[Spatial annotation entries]
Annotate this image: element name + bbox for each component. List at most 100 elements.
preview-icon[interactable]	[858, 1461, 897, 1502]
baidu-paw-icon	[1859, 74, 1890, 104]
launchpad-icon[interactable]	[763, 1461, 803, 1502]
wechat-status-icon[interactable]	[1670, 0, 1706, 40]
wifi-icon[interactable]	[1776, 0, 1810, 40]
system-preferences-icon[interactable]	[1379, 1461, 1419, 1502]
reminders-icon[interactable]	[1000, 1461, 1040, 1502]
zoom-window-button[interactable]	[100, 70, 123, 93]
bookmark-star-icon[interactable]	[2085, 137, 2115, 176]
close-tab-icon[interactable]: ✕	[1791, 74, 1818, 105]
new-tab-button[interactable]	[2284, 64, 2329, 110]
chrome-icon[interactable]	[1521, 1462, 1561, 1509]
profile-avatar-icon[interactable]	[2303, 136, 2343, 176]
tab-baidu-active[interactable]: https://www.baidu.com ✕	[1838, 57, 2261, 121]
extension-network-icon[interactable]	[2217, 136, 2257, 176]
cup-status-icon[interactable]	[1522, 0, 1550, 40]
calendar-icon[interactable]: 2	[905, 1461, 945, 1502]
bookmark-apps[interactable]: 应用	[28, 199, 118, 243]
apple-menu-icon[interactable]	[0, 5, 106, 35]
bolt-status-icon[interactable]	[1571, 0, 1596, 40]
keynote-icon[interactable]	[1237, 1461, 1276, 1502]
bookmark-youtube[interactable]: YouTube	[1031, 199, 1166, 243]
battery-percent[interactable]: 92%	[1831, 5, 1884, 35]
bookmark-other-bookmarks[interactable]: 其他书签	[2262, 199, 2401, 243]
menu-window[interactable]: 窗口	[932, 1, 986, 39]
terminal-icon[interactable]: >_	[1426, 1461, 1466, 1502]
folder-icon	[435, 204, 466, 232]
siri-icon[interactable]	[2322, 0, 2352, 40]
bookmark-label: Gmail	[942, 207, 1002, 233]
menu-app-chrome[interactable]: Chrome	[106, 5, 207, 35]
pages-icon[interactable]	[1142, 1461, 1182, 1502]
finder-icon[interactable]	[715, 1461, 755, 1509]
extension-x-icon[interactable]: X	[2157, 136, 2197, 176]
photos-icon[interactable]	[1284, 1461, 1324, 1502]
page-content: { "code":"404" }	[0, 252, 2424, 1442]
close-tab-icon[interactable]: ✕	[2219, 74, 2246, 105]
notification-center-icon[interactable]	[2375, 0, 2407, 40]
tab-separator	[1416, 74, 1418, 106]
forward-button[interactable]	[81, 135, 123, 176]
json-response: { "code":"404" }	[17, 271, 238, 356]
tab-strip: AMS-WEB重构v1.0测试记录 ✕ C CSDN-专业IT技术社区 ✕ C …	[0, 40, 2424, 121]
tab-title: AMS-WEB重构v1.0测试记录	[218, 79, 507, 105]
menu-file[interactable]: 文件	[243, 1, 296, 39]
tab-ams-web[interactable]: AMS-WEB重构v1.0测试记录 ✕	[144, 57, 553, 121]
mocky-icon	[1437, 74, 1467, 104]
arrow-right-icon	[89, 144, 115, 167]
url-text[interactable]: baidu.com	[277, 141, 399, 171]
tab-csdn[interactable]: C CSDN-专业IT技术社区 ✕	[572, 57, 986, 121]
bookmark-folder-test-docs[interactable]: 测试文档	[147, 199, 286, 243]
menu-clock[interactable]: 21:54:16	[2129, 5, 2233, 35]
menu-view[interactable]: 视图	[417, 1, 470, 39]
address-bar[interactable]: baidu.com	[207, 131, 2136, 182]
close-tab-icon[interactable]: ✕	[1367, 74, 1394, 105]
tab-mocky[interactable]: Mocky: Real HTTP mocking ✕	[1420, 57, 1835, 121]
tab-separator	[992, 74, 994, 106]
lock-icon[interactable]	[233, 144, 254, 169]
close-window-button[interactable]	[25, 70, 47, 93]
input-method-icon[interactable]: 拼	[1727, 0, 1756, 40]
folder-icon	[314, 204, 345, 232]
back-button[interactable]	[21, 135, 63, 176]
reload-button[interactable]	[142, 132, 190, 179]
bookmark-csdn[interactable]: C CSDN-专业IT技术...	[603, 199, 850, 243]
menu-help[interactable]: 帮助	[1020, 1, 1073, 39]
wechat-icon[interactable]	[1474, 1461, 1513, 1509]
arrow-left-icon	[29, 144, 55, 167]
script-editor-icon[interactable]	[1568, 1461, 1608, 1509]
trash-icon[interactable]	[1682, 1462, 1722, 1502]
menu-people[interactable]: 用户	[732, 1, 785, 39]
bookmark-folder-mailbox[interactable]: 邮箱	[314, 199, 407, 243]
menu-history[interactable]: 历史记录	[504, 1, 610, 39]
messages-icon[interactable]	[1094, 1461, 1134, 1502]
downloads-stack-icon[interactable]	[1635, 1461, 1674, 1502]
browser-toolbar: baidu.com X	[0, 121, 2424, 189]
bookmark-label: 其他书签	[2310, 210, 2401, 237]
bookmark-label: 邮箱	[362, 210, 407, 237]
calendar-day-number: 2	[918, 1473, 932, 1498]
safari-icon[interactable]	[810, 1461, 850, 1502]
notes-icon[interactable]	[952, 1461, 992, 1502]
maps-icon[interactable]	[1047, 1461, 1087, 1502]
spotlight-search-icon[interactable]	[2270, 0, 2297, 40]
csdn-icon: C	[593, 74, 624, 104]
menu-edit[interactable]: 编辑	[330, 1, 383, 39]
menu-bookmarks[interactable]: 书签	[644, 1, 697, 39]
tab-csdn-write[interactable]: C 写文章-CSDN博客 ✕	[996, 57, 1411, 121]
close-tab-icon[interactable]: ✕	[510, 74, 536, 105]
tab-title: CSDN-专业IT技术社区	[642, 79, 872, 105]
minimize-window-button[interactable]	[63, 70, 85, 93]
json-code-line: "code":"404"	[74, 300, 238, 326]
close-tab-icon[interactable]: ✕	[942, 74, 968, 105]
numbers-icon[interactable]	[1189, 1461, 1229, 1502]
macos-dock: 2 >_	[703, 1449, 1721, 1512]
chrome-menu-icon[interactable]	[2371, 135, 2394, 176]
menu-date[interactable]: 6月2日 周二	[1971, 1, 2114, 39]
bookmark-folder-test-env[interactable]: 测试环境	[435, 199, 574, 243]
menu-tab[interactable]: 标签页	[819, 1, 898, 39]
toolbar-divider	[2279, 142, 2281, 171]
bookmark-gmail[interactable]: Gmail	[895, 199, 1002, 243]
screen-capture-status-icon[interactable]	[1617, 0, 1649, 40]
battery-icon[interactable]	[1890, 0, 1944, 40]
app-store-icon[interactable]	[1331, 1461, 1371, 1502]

*Task objective*
Edit the records so that every "close-tab-icon" becomes "tab-close-icon", and keep everything else the same.

*Exercise output*
Annotate this image: element name + bbox for each component. List at most 100 elements.
preview-icon[interactable]	[858, 1461, 897, 1502]
baidu-paw-icon	[1859, 74, 1890, 104]
launchpad-icon[interactable]	[763, 1461, 803, 1502]
wechat-status-icon[interactable]	[1670, 0, 1706, 40]
wifi-icon[interactable]	[1776, 0, 1810, 40]
system-preferences-icon[interactable]	[1379, 1461, 1419, 1502]
reminders-icon[interactable]	[1000, 1461, 1040, 1502]
zoom-window-button[interactable]	[100, 70, 123, 93]
bookmark-star-icon[interactable]	[2085, 137, 2115, 176]
tab-close-icon[interactable]: ✕	[1791, 74, 1818, 105]
new-tab-button[interactable]	[2284, 64, 2329, 110]
chrome-icon[interactable]	[1521, 1462, 1561, 1509]
profile-avatar-icon[interactable]	[2303, 136, 2343, 176]
tab-baidu-active[interactable]: https://www.baidu.com ✕	[1838, 57, 2261, 121]
extension-network-icon[interactable]	[2217, 136, 2257, 176]
cup-status-icon[interactable]	[1522, 0, 1550, 40]
calendar-icon[interactable]: 2	[905, 1461, 945, 1502]
bookmark-apps[interactable]: 应用	[28, 199, 118, 243]
apple-menu-icon[interactable]	[0, 5, 106, 35]
bolt-status-icon[interactable]	[1571, 0, 1596, 40]
keynote-icon[interactable]	[1237, 1461, 1276, 1502]
bookmark-youtube[interactable]: YouTube	[1031, 199, 1166, 243]
battery-percent[interactable]: 92%	[1831, 5, 1884, 35]
bookmark-other-bookmarks[interactable]: 其他书签	[2262, 199, 2401, 243]
menu-window[interactable]: 窗口	[932, 1, 986, 39]
terminal-icon[interactable]: >_	[1426, 1461, 1466, 1502]
folder-icon	[435, 204, 466, 232]
siri-icon[interactable]	[2322, 0, 2352, 40]
bookmark-label: Gmail	[942, 207, 1002, 233]
menu-app-chrome[interactable]: Chrome	[106, 5, 207, 35]
pages-icon[interactable]	[1142, 1461, 1182, 1502]
finder-icon[interactable]	[715, 1461, 755, 1509]
extension-x-icon[interactable]: X	[2157, 136, 2197, 176]
photos-icon[interactable]	[1284, 1461, 1324, 1502]
page-content: { "code":"404" }	[0, 252, 2424, 1442]
tab-close-icon[interactable]: ✕	[2219, 74, 2246, 105]
notification-center-icon[interactable]	[2375, 0, 2407, 40]
tab-separator	[1416, 74, 1418, 106]
forward-button[interactable]	[81, 135, 123, 176]
json-response: { "code":"404" }	[17, 271, 238, 356]
tab-strip: AMS-WEB重构v1.0测试记录 ✕ C CSDN-专业IT技术社区 ✕ C …	[0, 40, 2424, 121]
tab-title: AMS-WEB重构v1.0测试记录	[218, 79, 507, 105]
menu-file[interactable]: 文件	[243, 1, 296, 39]
tab-ams-web[interactable]: AMS-WEB重构v1.0测试记录 ✕	[144, 57, 553, 121]
mocky-icon	[1437, 74, 1467, 104]
arrow-right-icon	[89, 144, 115, 167]
url-text[interactable]: baidu.com	[277, 141, 399, 171]
tab-csdn[interactable]: C CSDN-专业IT技术社区 ✕	[572, 57, 986, 121]
bookmark-folder-test-docs[interactable]: 测试文档	[147, 199, 286, 243]
menu-clock[interactable]: 21:54:16	[2129, 5, 2233, 35]
menu-view[interactable]: 视图	[417, 1, 470, 39]
address-bar[interactable]: baidu.com	[207, 131, 2136, 182]
tab-close-icon[interactable]: ✕	[1367, 74, 1394, 105]
tab-mocky[interactable]: Mocky: Real HTTP mocking ✕	[1420, 57, 1835, 121]
tab-separator	[992, 74, 994, 106]
lock-icon[interactable]	[233, 144, 254, 169]
close-window-button[interactable]	[25, 70, 47, 93]
input-method-icon[interactable]: 拼	[1727, 0, 1756, 40]
folder-icon	[314, 204, 345, 232]
back-button[interactable]	[21, 135, 63, 176]
reload-button[interactable]	[142, 132, 190, 179]
bookmark-csdn[interactable]: C CSDN-专业IT技术...	[603, 199, 850, 243]
menu-help[interactable]: 帮助	[1020, 1, 1073, 39]
wechat-icon[interactable]	[1474, 1461, 1513, 1509]
arrow-left-icon	[29, 144, 55, 167]
script-editor-icon[interactable]	[1568, 1461, 1608, 1509]
trash-icon[interactable]	[1682, 1462, 1722, 1502]
menu-people[interactable]: 用户	[732, 1, 785, 39]
bookmark-folder-mailbox[interactable]: 邮箱	[314, 199, 407, 243]
menu-history[interactable]: 历史记录	[504, 1, 610, 39]
messages-icon[interactable]	[1094, 1461, 1134, 1502]
downloads-stack-icon[interactable]	[1635, 1461, 1674, 1502]
browser-toolbar: baidu.com X	[0, 121, 2424, 189]
bookmark-label: 其他书签	[2310, 210, 2401, 237]
bookmark-label: 邮箱	[362, 210, 407, 237]
calendar-day-number: 2	[918, 1473, 932, 1498]
safari-icon[interactable]	[810, 1461, 850, 1502]
notes-icon[interactable]	[952, 1461, 992, 1502]
maps-icon[interactable]	[1047, 1461, 1087, 1502]
spotlight-search-icon[interactable]	[2270, 0, 2297, 40]
csdn-icon: C	[593, 74, 624, 104]
menu-edit[interactable]: 编辑	[330, 1, 383, 39]
menu-bookmarks[interactable]: 书签	[644, 1, 697, 39]
tab-csdn-write[interactable]: C 写文章-CSDN博客 ✕	[996, 57, 1411, 121]
tab-close-icon[interactable]: ✕	[510, 74, 536, 105]
tab-title: CSDN-专业IT技术社区	[642, 79, 872, 105]
minimize-window-button[interactable]	[63, 70, 85, 93]
json-code-line: "code":"404"	[74, 300, 238, 326]
tab-close-icon[interactable]: ✕	[942, 74, 968, 105]
numbers-icon[interactable]	[1189, 1461, 1229, 1502]
macos-dock: 2 >_	[703, 1449, 1721, 1512]
chrome-menu-icon[interactable]	[2371, 135, 2394, 176]
menu-date[interactable]: 6月2日 周二	[1971, 1, 2114, 39]
bookmark-folder-test-env[interactable]: 测试环境	[435, 199, 574, 243]
menu-tab[interactable]: 标签页	[819, 1, 898, 39]
toolbar-divider	[2279, 142, 2281, 171]
bookmark-gmail[interactable]: Gmail	[895, 199, 1002, 243]
screen-capture-status-icon[interactable]	[1617, 0, 1649, 40]
battery-icon[interactable]	[1890, 0, 1944, 40]
app-store-icon[interactable]	[1331, 1461, 1371, 1502]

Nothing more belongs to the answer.